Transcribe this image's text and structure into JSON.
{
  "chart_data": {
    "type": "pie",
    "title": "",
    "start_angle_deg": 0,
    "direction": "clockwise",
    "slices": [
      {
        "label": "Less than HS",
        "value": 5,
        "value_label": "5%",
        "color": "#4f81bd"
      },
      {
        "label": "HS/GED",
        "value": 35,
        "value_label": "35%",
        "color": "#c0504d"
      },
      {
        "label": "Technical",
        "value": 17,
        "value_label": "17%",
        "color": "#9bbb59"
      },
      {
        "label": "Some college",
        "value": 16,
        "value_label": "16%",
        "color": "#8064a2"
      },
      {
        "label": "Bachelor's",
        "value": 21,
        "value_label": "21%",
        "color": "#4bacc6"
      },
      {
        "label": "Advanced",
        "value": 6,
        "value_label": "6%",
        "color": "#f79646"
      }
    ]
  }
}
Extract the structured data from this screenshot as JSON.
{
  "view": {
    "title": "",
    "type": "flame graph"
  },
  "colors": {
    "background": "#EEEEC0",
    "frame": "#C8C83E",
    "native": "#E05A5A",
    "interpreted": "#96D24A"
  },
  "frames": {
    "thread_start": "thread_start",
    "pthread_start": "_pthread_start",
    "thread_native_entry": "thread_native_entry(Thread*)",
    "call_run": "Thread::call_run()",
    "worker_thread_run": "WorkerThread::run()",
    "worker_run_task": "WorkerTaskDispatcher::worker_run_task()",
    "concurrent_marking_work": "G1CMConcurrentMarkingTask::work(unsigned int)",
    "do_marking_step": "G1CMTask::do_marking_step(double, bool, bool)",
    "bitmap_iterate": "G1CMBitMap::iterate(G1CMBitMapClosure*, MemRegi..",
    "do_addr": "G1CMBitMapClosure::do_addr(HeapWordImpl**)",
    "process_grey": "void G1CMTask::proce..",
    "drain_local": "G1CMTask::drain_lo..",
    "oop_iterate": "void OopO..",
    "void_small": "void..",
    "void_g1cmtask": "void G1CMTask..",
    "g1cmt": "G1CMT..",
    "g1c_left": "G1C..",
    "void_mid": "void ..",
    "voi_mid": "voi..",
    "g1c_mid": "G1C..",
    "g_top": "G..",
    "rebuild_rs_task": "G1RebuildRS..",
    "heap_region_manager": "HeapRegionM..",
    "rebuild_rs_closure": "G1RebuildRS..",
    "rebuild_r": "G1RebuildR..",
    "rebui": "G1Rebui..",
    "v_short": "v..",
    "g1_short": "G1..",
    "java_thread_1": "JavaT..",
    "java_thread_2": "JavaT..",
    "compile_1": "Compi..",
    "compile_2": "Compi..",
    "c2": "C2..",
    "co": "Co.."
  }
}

============

▶ **Your goal**:
Repeat the listing in full, keeping every line exactly as it is.

▶ **Solved problem**:
Transcribe this image's text and structure into JSON.
{
  "chart_data": {
    "type": "pie",
    "title": "",
    "start_angle_deg": 0,
    "direction": "clockwise",
    "slices": [
      {
        "label": "Less than HS",
        "value": 5,
        "value_label": "5%",
        "color": "#4f81bd"
      },
      {
        "label": "HS/GED",
        "value": 35,
        "value_label": "35%",
        "color": "#c0504d"
      },
      {
        "label": "Technical",
        "value": 17,
        "value_label": "17%",
        "color": "#9bbb59"
      },
      {
        "label": "Some college",
        "value": 16,
        "value_label": "16%",
        "color": "#8064a2"
      },
      {
        "label": "Bachelor's",
        "value": 21,
        "value_label": "21%",
        "color": "#4bacc6"
      },
      {
        "label": "Advanced",
        "value": 6,
        "value_label": "6%",
        "color": "#f79646"
      }
    ]
  }
}
Extract the structured data from this screenshot as JSON.
{
  "view": {
    "title": "",
    "type": "flame graph"
  },
  "colors": {
    "background": "#EEEEC0",
    "frame": "#C8C83E",
    "native": "#E05A5A",
    "interpreted": "#96D24A"
  },
  "frames": {
    "thread_start": "thread_start",
    "pthread_start": "_pthread_start",
    "thread_native_entry": "thread_native_entry(Thread*)",
    "call_run": "Thread::call_run()",
    "worker_thread_run": "WorkerThread::run()",
    "worker_run_task": "WorkerTaskDispatcher::worker_run_task()",
    "concurrent_marking_work": "G1CMConcurrentMarkingTask::work(unsigned int)",
    "do_marking_step": "G1CMTask::do_marking_step(double, bool, bool)",
    "bitmap_iterate": "G1CMBitMap::iterate(G1CMBitMapClosure*, MemRegi..",
    "do_addr": "G1CMBitMapClosure::do_addr(HeapWordImpl**)",
    "process_grey": "void G1CMTask::proce..",
    "drain_local": "G1CMTask::drain_lo..",
    "oop_iterate": "void OopO..",
    "void_small": "void..",
    "void_g1cmtask": "void G1CMTask..",
    "g1cmt": "G1CMT..",
    "g1c_left": "G1C..",
    "void_mid": "void ..",
    "voi_mid": "voi..",
    "g1c_mid": "G1C..",
    "g_top": "G..",
    "rebuild_rs_task": "G1RebuildRS..",
    "heap_region_manager": "HeapRegionM..",
    "rebuild_rs_closure": "G1RebuildRS..",
    "rebuild_r": "G1RebuildR..",
    "rebui": "G1Rebui..",
    "v_short": "v..",
    "g1_short": "G1..",
    "java_thread_1": "JavaT..",
    "java_thread_2": "JavaT..",
    "compile_1": "Compi..",
    "compile_2": "Compi..",
    "c2": "C2..",
    "co": "Co.."
  }
}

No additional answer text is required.